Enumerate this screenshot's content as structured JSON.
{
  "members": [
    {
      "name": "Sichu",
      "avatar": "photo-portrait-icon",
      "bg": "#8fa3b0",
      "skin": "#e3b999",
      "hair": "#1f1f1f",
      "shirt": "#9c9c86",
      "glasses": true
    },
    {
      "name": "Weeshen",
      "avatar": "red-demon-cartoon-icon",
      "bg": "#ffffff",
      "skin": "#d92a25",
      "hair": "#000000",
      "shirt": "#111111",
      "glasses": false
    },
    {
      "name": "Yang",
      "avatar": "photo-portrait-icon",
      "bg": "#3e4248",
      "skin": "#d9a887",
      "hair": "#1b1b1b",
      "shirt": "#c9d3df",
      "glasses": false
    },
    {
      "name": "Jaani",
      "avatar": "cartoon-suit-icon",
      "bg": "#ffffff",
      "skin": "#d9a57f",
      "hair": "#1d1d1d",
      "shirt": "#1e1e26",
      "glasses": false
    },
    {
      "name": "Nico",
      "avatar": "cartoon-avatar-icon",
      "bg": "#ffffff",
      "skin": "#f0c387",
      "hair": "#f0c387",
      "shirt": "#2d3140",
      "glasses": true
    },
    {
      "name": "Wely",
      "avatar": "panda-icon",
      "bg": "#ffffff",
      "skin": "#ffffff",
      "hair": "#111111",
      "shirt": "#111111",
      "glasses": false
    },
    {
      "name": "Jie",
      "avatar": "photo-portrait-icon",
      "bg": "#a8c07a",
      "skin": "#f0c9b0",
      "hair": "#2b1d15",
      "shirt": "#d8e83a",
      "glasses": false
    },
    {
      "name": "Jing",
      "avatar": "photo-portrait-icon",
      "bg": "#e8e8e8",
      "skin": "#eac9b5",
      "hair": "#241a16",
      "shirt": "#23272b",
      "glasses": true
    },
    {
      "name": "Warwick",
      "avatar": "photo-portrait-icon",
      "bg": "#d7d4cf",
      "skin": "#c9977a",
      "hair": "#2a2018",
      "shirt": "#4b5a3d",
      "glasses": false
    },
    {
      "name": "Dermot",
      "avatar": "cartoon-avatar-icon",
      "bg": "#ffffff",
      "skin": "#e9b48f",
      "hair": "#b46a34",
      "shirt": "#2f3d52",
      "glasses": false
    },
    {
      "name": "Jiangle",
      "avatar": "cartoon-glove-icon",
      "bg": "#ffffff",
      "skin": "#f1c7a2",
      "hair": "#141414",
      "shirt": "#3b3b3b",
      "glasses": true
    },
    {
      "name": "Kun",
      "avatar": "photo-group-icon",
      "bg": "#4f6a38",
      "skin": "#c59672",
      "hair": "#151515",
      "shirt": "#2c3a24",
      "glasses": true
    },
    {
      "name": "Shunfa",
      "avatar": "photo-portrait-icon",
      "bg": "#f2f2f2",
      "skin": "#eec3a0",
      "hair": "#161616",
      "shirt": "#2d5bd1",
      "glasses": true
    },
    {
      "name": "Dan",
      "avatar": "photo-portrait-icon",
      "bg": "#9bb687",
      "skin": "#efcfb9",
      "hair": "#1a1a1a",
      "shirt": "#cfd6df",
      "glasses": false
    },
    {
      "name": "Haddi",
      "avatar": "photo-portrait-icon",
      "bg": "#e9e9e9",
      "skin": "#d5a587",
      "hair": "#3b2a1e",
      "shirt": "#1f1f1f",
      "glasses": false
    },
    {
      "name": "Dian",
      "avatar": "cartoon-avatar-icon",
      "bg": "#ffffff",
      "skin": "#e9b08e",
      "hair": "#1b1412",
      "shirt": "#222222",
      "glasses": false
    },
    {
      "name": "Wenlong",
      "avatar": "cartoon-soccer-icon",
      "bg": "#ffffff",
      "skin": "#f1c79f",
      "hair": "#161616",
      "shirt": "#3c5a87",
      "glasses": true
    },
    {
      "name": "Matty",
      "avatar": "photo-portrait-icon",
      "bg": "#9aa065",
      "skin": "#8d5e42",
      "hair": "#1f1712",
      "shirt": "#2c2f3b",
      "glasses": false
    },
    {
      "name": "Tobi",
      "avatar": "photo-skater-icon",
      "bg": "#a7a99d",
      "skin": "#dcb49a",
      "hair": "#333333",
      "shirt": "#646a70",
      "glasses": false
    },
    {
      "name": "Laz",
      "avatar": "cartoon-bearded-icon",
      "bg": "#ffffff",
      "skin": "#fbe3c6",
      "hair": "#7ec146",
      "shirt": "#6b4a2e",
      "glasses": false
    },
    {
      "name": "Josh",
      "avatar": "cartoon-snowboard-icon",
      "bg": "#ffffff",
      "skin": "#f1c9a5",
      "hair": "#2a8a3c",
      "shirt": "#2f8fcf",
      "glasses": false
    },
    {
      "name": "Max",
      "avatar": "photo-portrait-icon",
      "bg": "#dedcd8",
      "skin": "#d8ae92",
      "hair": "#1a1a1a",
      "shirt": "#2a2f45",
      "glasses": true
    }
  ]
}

- [Directions for this task]: Retype the records above exactly.

- [Task result]:
Enumerate this screenshot's content as structured JSON.
{
  "members": [
    {
      "name": "Sichu",
      "avatar": "photo-portrait-icon",
      "bg": "#8fa3b0",
      "skin": "#e3b999",
      "hair": "#1f1f1f",
      "shirt": "#9c9c86",
      "glasses": true
    },
    {
      "name": "Weeshen",
      "avatar": "red-demon-cartoon-icon",
      "bg": "#ffffff",
      "skin": "#d92a25",
      "hair": "#000000",
      "shirt": "#111111",
      "glasses": false
    },
    {
      "name": "Yang",
      "avatar": "photo-portrait-icon",
      "bg": "#3e4248",
      "skin": "#d9a887",
      "hair": "#1b1b1b",
      "shirt": "#c9d3df",
      "glasses": false
    },
    {
      "name": "Jaani",
      "avatar": "cartoon-suit-icon",
      "bg": "#ffffff",
      "skin": "#d9a57f",
      "hair": "#1d1d1d",
      "shirt": "#1e1e26",
      "glasses": false
    },
    {
      "name": "Nico",
      "avatar": "cartoon-avatar-icon",
      "bg": "#ffffff",
      "skin": "#f0c387",
      "hair": "#f0c387",
      "shirt": "#2d3140",
      "glasses": true
    },
    {
      "name": "Wely",
      "avatar": "panda-icon",
      "bg": "#ffffff",
      "skin": "#ffffff",
      "hair": "#111111",
      "shirt": "#111111",
      "glasses": false
    },
    {
      "name": "Jie",
      "avatar": "photo-portrait-icon",
      "bg": "#a8c07a",
      "skin": "#f0c9b0",
      "hair": "#2b1d15",
      "shirt": "#d8e83a",
      "glasses": false
    },
    {
      "name": "Jing",
      "avatar": "photo-portrait-icon",
      "bg": "#e8e8e8",
      "skin": "#eac9b5",
      "hair": "#241a16",
      "shirt": "#23272b",
      "glasses": true
    },
    {
      "name": "Warwick",
      "avatar": "photo-portrait-icon",
      "bg": "#d7d4cf",
      "skin": "#c9977a",
      "hair": "#2a2018",
      "shirt": "#4b5a3d",
      "glasses": false
    },
    {
      "name": "Dermot",
      "avatar": "cartoon-avatar-icon",
      "bg": "#ffffff",
      "skin": "#e9b48f",
      "hair": "#b46a34",
      "shirt": "#2f3d52",
      "glasses": false
    },
    {
      "name": "Jiangle",
      "avatar": "cartoon-glove-icon",
      "bg": "#ffffff",
      "skin": "#f1c7a2",
      "hair": "#141414",
      "shirt": "#3b3b3b",
      "glasses": true
    },
    {
      "name": "Kun",
      "avatar": "photo-group-icon",
      "bg": "#4f6a38",
      "skin": "#c59672",
      "hair": "#151515",
      "shirt": "#2c3a24",
      "glasses": true
    },
    {
      "name": "Shunfa",
      "avatar": "photo-portrait-icon",
      "bg": "#f2f2f2",
      "skin": "#eec3a0",
      "hair": "#161616",
      "shirt": "#2d5bd1",
      "glasses": true
    },
    {
      "name": "Dan",
      "avatar": "photo-portrait-icon",
      "bg": "#9bb687",
      "skin": "#efcfb9",
      "hair": "#1a1a1a",
      "shirt": "#cfd6df",
      "glasses": false
    },
    {
      "name": "Haddi",
      "avatar": "photo-portrait-icon",
      "bg": "#e9e9e9",
      "skin": "#d5a587",
      "hair": "#3b2a1e",
      "shirt": "#1f1f1f",
      "glasses": false
    },
    {
      "name": "Dian",
      "avatar": "cartoon-avatar-icon",
      "bg": "#ffffff",
      "skin": "#e9b08e",
      "hair": "#1b1412",
      "shirt": "#222222",
      "glasses": false
    },
    {
      "name": "Wenlong",
      "avatar": "cartoon-soccer-icon",
      "bg": "#ffffff",
      "skin": "#f1c79f",
      "hair": "#161616",
      "shirt": "#3c5a87",
      "glasses": true
    },
    {
      "name": "Matty",
      "avatar": "photo-portrait-icon",
      "bg": "#9aa065",
      "skin": "#8d5e42",
      "hair": "#1f1712",
      "shirt": "#2c2f3b",
      "glasses": false
    },
    {
      "name": "Tobi",
      "avatar": "photo-skater-icon",
      "bg": "#a7a99d",
      "skin": "#dcb49a",
      "hair": "#333333",
      "shirt": "#646a70",
      "glasses": false
    },
    {
      "name": "Laz",
      "avatar": "cartoon-bearded-icon",
      "bg": "#ffffff",
      "skin": "#fbe3c6",
      "hair": "#7ec146",
      "shirt": "#6b4a2e",
      "glasses": false
    },
    {
      "name": "Josh",
      "avatar": "cartoon-snowboard-icon",
      "bg": "#ffffff",
      "skin": "#f1c9a5",
      "hair": "#2a8a3c",
      "shirt": "#2f8fcf",
      "glasses": false
    },
    {
      "name": "Max",
      "avatar": "photo-portrait-icon",
      "bg": "#dedcd8",
      "skin": "#d8ae92",
      "hair": "#1a1a1a",
      "shirt": "#2a2f45",
      "glasses": true
    }
  ]
}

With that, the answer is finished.